■ **What is being asked**:
In the following material, identify every line holding the string "Баранов" and return it.

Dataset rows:
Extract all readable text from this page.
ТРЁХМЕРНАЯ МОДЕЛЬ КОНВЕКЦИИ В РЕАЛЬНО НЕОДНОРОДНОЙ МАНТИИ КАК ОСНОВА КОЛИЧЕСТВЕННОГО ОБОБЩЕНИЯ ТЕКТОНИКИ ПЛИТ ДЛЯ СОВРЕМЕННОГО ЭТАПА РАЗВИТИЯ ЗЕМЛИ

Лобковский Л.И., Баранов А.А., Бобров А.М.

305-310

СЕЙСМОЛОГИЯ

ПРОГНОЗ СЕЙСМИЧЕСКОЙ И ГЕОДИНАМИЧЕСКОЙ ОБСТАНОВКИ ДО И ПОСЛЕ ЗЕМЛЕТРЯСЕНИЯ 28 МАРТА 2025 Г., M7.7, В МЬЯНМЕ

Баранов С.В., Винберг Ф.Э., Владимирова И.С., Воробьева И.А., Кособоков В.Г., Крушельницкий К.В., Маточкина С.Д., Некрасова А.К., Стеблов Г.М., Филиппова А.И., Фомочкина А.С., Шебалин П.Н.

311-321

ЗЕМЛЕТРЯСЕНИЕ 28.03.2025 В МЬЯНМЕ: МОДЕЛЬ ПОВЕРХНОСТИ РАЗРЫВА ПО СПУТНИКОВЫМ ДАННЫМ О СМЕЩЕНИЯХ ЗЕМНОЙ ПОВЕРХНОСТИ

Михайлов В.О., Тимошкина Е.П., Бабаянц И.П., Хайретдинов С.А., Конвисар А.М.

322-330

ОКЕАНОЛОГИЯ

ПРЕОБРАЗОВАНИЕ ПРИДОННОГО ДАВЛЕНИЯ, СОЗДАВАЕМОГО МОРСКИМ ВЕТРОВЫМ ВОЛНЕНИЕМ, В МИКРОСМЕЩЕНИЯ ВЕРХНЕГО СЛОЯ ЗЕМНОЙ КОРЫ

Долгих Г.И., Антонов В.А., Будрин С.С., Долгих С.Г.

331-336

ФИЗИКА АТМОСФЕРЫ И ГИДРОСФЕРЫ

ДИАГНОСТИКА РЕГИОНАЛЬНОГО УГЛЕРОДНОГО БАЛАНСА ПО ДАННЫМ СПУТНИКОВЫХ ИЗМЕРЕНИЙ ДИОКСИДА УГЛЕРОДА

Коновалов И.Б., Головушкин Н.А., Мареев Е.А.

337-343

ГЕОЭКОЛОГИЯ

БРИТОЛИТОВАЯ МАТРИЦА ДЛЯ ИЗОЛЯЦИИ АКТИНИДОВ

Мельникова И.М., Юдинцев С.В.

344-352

■ **The result**:
Лобковский Л.И., Баранов А.А., Бобров А.М.
Баранов С.В., Винберг Ф.Э., Владимирова И.С., Воробьева И.А., Кособоков В.Г., Крушельницкий К.В., Маточкина С.Д., Некрасова А.К., Стеблов Г.М., Филиппова А.И., Фомочкина А.С., Шебалин П.Н.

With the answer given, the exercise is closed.